Stored records
>>>

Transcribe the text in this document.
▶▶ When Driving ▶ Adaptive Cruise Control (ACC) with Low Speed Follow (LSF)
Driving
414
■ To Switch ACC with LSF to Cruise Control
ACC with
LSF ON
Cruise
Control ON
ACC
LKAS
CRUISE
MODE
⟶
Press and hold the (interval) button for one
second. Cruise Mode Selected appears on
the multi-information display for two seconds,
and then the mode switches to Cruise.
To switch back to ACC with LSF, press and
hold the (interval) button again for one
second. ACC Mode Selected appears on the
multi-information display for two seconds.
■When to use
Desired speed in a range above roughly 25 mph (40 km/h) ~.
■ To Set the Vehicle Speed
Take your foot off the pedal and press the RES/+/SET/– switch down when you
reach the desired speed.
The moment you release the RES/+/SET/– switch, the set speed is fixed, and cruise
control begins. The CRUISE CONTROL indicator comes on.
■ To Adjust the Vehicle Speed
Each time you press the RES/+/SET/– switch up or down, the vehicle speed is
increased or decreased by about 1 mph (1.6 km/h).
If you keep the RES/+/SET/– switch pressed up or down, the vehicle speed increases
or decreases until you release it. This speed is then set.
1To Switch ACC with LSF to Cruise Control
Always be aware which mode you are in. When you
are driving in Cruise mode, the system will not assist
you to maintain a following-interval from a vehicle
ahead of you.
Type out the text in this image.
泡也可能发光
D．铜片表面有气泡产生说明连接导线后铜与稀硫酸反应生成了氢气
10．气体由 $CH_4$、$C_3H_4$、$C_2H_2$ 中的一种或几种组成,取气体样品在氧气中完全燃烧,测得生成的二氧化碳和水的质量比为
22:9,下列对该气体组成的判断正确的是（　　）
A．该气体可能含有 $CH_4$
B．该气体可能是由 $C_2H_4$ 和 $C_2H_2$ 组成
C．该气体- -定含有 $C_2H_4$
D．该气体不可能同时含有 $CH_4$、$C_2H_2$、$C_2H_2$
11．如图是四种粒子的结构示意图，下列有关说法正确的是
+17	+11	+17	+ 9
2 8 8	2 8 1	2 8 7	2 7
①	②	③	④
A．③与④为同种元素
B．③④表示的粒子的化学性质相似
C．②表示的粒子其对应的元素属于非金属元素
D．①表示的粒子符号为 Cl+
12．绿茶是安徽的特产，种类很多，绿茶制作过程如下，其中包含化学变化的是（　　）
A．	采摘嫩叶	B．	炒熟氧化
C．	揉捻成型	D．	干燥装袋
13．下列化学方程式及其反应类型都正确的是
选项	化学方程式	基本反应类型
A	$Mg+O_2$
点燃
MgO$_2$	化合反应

<<<

YOUR TASK = Filter the listing above for the string "text" and copy every matching line.

THE OUTPUT =
Transcribe the text in this document.
Type out the text in this image.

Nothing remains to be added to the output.